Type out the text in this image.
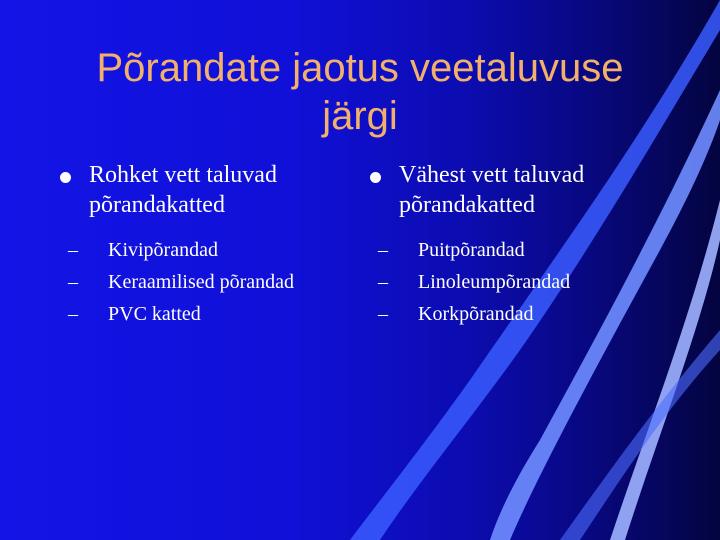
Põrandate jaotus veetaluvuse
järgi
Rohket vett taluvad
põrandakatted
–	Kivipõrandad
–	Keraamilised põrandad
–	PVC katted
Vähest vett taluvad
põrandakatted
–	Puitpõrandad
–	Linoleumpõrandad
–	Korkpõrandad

────────

Where a line holds the string "vett", copy that line.

Rohket vett taluvad
Vähest vett taluvad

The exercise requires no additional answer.